▶ [DATA ROWS]:
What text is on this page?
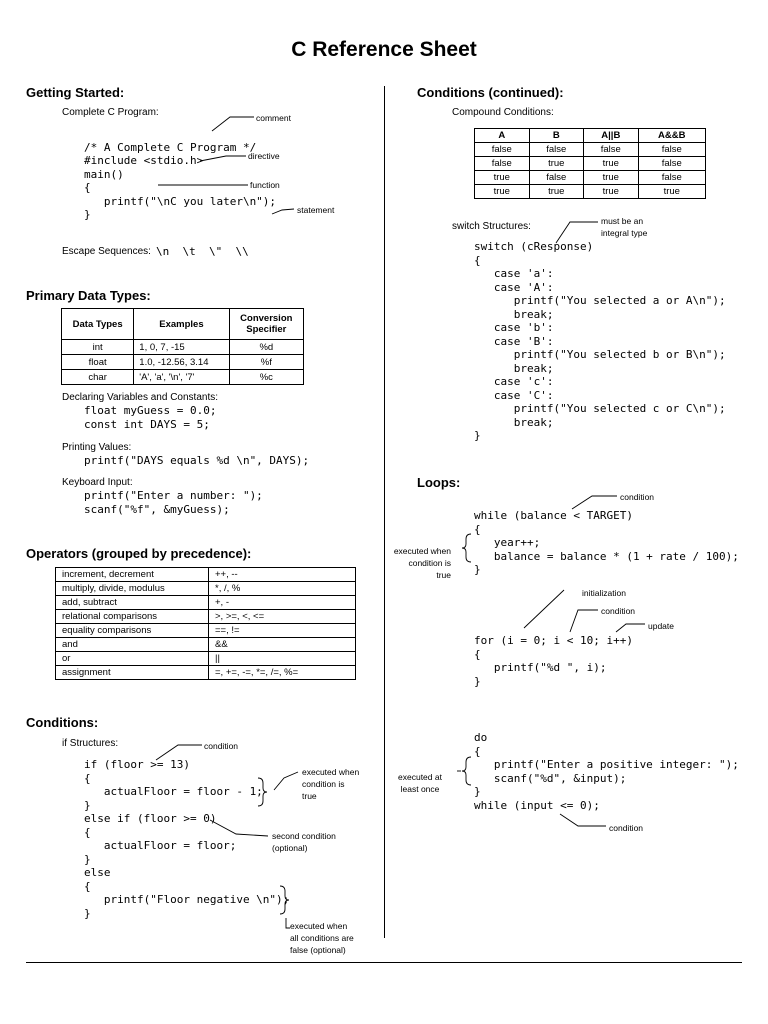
C Reference Sheet
Getting Started:
Complete C Program:

/* A Complete C Program */
#include <stdio.h>
main()
{
printf("\nC you later\n");
}
comment
directive
function
statement
Escape Sequences: \n  \t  \"  \\
Primary Data Types:
Data Types	Examples	Conversion Specifier
int	1, 0, 7, -15	%d
float	1.0, -12.56, 3.14	%f
char	'A', 'a', '\n', '7'	%c
Declaring Variables and Constants:
float myGuess = 0.0;
const int DAYS = 5;
Printing Values:
printf("DAYS equals %d \n", DAYS);
Keyboard Input:
printf("Enter a number: ");
scanf("%f", &myGuess);
Operators (grouped by precedence):
increment, decrement	++, --
multiply, divide, modulus	*, /, %
add, subtract	+, -
relational comparisons	>, >=, <, <=
equality comparisons	==, !=
and	&&
or	||
assignment	=, +=, -=, *=, /=, %=
Conditions:
if Structures:
if (floor >= 13)
{
actualFloor = floor - 1;
}
else if (floor >= 0)
{
actualFloor = floor;
}
else
{
printf("Floor negative \n");
}
condition
executed when
condition is
true
second condition
(optional)
executed when
all conditions are
false (optional)
Conditions (continued):
Compound Conditions:
A	B	A||B	A&&B
false	false	false	false
false	true	true	false
true	false	true	false
true	true	true	true
switch Structures:	must be an
integral type
switch (cResponse)
{
case 'a':
case 'A':
printf("You selected a or A\n");
break;
case 'b':
case 'B':
printf("You selected b or B\n");
break;
case 'c':
case 'C':
printf("You selected c or C\n");
break;
}
Loops:
condition
while (balance < TARGET)
{
year++;
balance = balance * (1 + rate / 100);
}
executed when
condition is
true
initialization
condition
update
for (i = 0; i < 10; i++)
{
printf("%d ", i);
}
do
{
printf("Enter a positive integer: ");
scanf("%d", &input);
}
while (input <= 0);
executed at
least once
condition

▶ [WHAT IS NEEDED]: Reproduce the material above in full, exactly, with no images.

▶ [WRITTEN SOLUTION]:
What text is on this page?
C Reference Sheet
Getting Started:
Complete C Program:

/* A Complete C Program */
#include <stdio.h>
main()
{
printf("\nC you later\n");
}
comment
directive
function
statement
Escape Sequences: \n  \t  \"  \\
Primary Data Types:
Data Types	Examples	Conversion Specifier
int	1, 0, 7, -15	%d
float	1.0, -12.56, 3.14	%f
char	'A', 'a', '\n', '7'	%c
Declaring Variables and Constants:
float myGuess = 0.0;
const int DAYS = 5;
Printing Values:
printf("DAYS equals %d \n", DAYS);
Keyboard Input:
printf("Enter a number: ");
scanf("%f", &myGuess);
Operators (grouped by precedence):
increment, decrement	++, --
multiply, divide, modulus	*, /, %
add, subtract	+, -
relational comparisons	>, >=, <, <=
equality comparisons	==, !=
and	&&
or	||
assignment	=, +=, -=, *=, /=, %=
Conditions:
if Structures:
if (floor >= 13)
{
actualFloor = floor - 1;
}
else if (floor >= 0)
{
actualFloor = floor;
}
else
{
printf("Floor negative \n");
}
condition
executed when
condition is
true
second condition
(optional)
executed when
all conditions are
false (optional)
Conditions (continued):
Compound Conditions:
A	B	A||B	A&&B
false	false	false	false
false	true	true	false
true	false	true	false
true	true	true	true
switch Structures:	must be an
integral type
switch (cResponse)
{
case 'a':
case 'A':
printf("You selected a or A\n");
break;
case 'b':
case 'B':
printf("You selected b or B\n");
break;
case 'c':
case 'C':
printf("You selected c or C\n");
break;
}
Loops:
condition
while (balance < TARGET)
{
year++;
balance = balance * (1 + rate / 100);
}
executed when
condition is
true
initialization
condition
update
for (i = 0; i < 10; i++)
{
printf("%d ", i);
}
do
{
printf("Enter a positive integer: ");
scanf("%d", &input);
}
while (input <= 0);
executed at
least once
condition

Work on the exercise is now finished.